%%
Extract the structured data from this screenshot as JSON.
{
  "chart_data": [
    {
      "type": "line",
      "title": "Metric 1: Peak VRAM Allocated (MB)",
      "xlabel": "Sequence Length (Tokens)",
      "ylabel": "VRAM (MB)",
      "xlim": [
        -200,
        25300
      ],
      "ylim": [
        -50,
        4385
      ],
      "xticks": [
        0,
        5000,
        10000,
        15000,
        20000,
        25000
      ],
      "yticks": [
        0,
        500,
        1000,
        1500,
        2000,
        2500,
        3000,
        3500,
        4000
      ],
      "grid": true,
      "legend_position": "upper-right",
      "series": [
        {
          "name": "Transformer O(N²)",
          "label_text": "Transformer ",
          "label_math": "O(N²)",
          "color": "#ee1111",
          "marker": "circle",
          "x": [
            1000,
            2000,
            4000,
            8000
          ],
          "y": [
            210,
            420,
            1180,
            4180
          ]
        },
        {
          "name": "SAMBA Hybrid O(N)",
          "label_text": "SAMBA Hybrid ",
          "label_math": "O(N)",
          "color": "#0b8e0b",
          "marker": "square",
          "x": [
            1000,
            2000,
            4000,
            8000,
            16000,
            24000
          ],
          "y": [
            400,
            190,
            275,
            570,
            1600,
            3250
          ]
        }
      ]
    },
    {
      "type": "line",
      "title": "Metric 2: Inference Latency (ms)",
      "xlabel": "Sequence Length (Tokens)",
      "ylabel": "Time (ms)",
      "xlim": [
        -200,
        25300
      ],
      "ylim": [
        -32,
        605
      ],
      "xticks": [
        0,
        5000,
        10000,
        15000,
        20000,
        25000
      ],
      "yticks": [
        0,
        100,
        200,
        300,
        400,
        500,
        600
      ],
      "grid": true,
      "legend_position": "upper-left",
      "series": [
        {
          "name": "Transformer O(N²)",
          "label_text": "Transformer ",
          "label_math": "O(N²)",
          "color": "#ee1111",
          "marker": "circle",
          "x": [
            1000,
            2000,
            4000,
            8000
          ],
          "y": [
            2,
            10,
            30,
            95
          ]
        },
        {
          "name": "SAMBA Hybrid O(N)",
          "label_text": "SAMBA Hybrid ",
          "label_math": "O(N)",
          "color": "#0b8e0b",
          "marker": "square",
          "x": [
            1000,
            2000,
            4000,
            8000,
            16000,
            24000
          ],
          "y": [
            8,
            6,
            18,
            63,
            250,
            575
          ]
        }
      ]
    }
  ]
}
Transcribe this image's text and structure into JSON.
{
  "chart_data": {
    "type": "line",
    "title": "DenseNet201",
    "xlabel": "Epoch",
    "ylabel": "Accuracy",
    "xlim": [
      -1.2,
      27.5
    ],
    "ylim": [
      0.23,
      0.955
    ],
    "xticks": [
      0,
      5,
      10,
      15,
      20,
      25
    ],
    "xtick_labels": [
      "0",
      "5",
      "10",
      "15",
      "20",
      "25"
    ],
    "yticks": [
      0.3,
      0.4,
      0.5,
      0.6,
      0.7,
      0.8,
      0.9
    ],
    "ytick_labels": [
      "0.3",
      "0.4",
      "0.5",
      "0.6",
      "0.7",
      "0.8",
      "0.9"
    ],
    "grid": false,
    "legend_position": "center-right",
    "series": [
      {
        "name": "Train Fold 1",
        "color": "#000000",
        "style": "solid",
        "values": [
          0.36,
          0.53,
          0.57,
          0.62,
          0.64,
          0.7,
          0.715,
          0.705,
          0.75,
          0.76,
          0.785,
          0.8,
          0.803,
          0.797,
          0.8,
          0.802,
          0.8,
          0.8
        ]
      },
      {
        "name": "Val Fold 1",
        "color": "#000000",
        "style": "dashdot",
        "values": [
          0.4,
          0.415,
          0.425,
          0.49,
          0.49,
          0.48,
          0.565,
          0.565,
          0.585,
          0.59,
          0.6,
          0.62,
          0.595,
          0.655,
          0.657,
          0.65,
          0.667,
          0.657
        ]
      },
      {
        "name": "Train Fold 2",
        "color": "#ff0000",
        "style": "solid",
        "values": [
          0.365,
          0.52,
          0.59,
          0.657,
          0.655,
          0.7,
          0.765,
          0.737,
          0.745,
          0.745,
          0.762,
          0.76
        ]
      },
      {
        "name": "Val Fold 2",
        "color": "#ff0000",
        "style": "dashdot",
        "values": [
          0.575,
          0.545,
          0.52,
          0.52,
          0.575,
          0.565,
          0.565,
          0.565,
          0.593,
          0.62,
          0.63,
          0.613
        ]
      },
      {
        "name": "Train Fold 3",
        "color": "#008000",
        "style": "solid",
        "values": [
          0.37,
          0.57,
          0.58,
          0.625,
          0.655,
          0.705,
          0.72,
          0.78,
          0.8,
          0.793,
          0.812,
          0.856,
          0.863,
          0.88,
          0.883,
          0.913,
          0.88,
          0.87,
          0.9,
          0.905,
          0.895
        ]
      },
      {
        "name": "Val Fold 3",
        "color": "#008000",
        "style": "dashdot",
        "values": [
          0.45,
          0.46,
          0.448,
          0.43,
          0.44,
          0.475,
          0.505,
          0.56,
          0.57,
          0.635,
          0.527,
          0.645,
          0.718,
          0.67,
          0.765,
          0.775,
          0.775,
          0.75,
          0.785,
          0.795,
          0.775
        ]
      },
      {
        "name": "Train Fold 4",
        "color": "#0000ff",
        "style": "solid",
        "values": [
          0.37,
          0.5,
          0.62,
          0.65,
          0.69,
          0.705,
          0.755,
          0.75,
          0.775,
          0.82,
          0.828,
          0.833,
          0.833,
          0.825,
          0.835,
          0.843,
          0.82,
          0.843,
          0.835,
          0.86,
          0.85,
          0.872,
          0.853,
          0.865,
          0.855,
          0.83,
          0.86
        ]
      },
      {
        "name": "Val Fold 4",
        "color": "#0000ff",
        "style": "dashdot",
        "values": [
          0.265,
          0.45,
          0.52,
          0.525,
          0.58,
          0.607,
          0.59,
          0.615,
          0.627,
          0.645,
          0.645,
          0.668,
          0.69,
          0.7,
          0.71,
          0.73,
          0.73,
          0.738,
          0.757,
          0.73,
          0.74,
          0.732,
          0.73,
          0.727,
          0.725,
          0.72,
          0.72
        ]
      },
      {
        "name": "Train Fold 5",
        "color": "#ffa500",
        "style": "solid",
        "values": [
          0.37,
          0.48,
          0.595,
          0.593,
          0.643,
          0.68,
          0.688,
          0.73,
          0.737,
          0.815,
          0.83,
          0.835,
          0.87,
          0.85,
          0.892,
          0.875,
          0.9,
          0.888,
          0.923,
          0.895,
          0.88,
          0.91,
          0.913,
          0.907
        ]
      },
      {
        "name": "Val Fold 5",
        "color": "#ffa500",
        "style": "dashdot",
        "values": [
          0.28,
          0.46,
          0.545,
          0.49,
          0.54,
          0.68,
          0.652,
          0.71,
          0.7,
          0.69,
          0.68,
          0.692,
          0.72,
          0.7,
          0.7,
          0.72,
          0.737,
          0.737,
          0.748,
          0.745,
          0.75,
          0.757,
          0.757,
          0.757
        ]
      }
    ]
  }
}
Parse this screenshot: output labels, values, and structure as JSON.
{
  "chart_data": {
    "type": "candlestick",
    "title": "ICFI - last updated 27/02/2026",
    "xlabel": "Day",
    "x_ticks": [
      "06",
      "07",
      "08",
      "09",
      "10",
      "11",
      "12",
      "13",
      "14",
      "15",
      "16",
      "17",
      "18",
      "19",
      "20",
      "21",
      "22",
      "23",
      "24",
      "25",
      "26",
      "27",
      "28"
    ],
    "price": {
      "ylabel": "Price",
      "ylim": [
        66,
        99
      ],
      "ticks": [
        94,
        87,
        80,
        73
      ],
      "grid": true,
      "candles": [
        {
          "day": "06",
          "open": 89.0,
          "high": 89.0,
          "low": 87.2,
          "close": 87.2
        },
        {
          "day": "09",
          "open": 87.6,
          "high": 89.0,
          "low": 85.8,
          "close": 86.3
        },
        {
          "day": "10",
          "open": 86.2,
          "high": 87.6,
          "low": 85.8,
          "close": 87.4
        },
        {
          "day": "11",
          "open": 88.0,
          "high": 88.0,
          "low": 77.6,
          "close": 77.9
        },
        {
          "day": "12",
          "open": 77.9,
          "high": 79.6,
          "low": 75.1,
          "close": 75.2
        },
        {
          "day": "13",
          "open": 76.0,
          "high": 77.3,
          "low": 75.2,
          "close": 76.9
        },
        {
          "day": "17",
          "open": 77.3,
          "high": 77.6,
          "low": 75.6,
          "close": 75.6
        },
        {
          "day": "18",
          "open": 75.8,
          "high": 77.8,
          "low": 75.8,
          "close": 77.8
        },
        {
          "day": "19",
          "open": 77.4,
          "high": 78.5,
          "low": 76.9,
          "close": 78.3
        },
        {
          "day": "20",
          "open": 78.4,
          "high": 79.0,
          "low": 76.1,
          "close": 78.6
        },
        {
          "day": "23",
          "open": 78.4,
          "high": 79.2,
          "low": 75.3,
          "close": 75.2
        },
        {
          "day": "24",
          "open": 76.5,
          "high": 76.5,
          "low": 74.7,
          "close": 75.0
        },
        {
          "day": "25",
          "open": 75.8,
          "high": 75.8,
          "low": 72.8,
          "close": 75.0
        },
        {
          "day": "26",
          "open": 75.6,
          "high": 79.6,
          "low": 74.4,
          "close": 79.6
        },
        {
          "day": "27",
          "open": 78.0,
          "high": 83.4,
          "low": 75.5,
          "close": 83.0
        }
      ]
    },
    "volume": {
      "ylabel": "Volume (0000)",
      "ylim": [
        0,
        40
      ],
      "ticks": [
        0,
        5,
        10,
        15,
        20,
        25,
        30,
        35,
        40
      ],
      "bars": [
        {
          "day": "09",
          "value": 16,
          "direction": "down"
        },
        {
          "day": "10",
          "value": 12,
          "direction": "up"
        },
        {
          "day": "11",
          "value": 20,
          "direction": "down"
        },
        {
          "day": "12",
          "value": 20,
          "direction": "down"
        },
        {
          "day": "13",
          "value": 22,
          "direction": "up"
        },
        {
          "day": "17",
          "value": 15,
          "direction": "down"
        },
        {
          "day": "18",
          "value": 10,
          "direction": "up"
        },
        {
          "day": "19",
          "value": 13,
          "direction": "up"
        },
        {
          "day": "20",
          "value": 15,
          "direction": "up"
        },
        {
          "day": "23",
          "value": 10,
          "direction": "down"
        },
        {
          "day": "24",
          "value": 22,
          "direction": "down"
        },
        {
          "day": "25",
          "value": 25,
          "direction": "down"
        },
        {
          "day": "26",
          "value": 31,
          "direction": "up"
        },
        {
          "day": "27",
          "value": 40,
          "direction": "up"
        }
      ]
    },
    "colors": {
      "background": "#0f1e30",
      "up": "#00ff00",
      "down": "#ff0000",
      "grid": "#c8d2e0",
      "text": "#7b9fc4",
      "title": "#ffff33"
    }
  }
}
%%
Copy out each line of the material that holds the word "type".

      "type": "line",
      "type": "line",
    "type": "line",
    "type": "candlestick",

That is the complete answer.